> Exercise instructions: Show every line of the records below that contains the word "việc".

— Begin Records for this exercise —

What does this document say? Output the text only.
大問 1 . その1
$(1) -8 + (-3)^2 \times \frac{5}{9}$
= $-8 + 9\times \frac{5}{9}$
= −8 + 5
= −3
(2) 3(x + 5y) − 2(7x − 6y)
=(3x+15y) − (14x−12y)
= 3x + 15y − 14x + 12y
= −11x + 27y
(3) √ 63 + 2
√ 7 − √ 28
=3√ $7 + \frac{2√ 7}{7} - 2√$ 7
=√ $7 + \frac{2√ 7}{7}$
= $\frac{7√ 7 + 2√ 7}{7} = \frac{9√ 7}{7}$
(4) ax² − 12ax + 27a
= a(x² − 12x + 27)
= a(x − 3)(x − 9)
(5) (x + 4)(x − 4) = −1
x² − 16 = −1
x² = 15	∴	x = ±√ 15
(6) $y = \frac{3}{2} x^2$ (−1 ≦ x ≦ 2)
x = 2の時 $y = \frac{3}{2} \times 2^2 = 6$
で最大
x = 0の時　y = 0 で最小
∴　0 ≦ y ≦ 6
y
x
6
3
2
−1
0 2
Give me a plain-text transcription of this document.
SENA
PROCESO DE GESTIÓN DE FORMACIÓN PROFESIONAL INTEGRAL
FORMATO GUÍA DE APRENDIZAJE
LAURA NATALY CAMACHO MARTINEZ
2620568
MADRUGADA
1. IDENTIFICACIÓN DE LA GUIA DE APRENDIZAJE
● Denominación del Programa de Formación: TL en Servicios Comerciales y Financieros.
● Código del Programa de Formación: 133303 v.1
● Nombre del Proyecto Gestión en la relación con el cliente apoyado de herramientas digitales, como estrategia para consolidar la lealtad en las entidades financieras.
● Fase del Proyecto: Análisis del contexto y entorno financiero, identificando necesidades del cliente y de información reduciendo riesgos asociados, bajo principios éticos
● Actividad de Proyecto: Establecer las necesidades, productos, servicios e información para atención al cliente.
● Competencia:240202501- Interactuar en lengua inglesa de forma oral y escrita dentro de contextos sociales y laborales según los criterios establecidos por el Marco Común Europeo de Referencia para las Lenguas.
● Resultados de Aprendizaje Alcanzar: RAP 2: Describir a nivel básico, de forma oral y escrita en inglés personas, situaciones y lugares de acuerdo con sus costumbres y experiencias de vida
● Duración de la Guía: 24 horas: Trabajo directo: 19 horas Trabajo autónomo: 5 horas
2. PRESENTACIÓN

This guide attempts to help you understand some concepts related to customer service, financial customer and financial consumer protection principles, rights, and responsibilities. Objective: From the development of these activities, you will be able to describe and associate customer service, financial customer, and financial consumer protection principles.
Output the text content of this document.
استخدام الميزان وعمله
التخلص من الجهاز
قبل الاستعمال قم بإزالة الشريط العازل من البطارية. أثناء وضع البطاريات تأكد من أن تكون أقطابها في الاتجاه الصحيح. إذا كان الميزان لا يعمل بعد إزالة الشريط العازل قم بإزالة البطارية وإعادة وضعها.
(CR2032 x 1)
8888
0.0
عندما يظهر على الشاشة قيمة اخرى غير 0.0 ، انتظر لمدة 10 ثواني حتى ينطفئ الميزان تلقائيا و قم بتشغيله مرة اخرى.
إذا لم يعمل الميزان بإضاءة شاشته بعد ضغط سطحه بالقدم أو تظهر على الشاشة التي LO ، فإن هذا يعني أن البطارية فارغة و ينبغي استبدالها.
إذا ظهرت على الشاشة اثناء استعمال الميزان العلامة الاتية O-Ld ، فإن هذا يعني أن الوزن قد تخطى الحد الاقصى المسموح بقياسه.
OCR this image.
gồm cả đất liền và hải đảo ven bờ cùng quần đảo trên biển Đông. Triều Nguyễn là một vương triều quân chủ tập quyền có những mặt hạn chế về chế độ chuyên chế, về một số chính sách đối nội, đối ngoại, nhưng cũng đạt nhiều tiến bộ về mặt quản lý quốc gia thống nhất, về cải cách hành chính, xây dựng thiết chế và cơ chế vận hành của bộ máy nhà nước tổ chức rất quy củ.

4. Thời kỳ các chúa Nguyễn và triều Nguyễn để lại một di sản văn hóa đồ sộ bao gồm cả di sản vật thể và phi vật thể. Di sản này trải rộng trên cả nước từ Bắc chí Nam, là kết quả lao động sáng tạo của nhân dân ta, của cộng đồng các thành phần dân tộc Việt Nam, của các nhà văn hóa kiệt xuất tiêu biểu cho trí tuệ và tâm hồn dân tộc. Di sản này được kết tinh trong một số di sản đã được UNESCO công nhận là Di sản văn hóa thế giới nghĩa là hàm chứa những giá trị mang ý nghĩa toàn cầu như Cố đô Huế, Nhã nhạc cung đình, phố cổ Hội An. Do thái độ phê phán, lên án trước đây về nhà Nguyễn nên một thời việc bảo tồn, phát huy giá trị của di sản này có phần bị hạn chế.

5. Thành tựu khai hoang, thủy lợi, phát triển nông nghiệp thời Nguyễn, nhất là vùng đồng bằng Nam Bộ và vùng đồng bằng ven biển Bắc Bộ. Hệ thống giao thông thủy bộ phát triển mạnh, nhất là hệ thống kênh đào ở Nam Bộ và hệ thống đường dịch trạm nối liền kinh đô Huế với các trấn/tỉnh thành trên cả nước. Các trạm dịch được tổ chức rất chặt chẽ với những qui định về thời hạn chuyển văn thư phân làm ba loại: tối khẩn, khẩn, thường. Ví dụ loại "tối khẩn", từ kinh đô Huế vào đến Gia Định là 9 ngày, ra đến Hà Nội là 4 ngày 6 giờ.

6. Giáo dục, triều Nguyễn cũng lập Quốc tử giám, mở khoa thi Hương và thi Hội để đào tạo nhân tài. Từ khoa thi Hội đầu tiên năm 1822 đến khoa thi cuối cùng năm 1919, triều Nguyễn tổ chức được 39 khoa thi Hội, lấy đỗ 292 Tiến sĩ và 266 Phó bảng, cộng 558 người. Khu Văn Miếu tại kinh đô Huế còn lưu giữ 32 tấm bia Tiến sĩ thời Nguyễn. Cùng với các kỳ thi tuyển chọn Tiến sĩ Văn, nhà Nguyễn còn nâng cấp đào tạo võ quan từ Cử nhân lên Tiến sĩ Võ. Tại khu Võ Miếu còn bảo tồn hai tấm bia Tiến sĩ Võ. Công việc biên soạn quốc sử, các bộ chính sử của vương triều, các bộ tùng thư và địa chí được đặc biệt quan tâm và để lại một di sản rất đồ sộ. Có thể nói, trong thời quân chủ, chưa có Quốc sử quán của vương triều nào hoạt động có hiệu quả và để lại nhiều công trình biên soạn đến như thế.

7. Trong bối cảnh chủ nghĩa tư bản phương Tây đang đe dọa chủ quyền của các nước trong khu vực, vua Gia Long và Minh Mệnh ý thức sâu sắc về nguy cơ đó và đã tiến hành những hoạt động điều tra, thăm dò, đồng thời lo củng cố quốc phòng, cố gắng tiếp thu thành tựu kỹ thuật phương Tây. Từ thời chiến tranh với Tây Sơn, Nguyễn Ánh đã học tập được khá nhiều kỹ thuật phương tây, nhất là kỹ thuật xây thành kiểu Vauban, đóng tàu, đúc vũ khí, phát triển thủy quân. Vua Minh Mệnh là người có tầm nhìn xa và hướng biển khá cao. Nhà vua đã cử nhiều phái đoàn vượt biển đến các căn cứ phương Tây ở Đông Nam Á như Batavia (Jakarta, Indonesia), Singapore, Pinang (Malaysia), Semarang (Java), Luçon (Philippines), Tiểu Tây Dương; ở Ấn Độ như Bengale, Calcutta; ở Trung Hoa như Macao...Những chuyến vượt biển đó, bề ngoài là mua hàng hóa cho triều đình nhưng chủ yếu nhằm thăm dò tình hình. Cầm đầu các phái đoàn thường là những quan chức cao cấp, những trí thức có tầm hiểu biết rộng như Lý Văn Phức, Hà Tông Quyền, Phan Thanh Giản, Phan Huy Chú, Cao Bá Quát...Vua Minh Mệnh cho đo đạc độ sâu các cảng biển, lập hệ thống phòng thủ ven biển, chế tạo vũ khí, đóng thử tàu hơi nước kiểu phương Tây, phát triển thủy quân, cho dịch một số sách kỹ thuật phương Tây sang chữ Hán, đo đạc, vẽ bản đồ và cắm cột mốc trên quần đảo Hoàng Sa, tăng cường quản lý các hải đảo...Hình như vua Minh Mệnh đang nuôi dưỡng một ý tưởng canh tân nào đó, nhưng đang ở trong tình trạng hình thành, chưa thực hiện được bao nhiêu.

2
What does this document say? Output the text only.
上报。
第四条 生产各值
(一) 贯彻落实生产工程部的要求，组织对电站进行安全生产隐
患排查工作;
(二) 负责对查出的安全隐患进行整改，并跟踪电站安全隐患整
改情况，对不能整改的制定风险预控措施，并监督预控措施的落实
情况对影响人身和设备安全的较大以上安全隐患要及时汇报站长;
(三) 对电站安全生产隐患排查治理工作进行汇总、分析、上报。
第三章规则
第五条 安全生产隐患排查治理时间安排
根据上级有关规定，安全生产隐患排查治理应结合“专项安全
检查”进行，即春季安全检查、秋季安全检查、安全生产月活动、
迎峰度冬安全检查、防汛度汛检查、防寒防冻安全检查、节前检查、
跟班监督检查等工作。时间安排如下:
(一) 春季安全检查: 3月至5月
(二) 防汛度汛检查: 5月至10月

— End Records for this exercise —

> Response to the exercise:
4. Thời kỳ các chúa Nguyễn và triều Nguyễn để lại một di sản văn hóa đồ sộ bao gồm cả di sản vật thể và phi vật thể. Di sản này trải rộng trên cả nước từ Bắc chí Nam, là kết quả lao động sáng tạo của nhân dân ta, của cộng đồng các thành phần dân tộc Việt Nam, của các nhà văn hóa kiệt xuất tiêu biểu cho trí tuệ và tâm hồn dân tộc. Di sản này được kết tinh trong một số di sản đã được UNESCO công nhận là Di sản văn hóa thế giới nghĩa là hàm chứa những giá trị mang ý nghĩa toàn cầu như Cố đô Huế, Nhã nhạc cung đình, phố cổ Hội An. Do thái độ phê phán, lên án trước đây về nhà Nguyễn nên một thời việc bảo tồn, phát huy giá trị của di sản này có phần bị hạn chế.
6. Giáo dục, triều Nguyễn cũng lập Quốc tử giám, mở khoa thi Hương và thi Hội để đào tạo nhân tài. Từ khoa thi Hội đầu tiên năm 1822 đến khoa thi cuối cùng năm 1919, triều Nguyễn tổ chức được 39 khoa thi Hội, lấy đỗ 292 Tiến sĩ và 266 Phó bảng, cộng 558 người. Khu Văn Miếu tại kinh đô Huế còn lưu giữ 32 tấm bia Tiến sĩ thời Nguyễn. Cùng với các kỳ thi tuyển chọn Tiến sĩ Văn, nhà Nguyễn còn nâng cấp đào tạo võ quan từ Cử nhân lên Tiến sĩ Võ. Tại khu Võ Miếu còn bảo tồn hai tấm bia Tiến sĩ Võ. Công việc biên soạn quốc sử, các bộ chính sử của vương triều, các bộ tùng thư và địa chí được đặc biệt quan tâm và để lại một di sản rất đồ sộ. Có thể nói, trong thời quân chủ, chưa có Quốc sử quán của vương triều nào hoạt động có hiệu quả và để lại nhiều công trình biên soạn đến như thế.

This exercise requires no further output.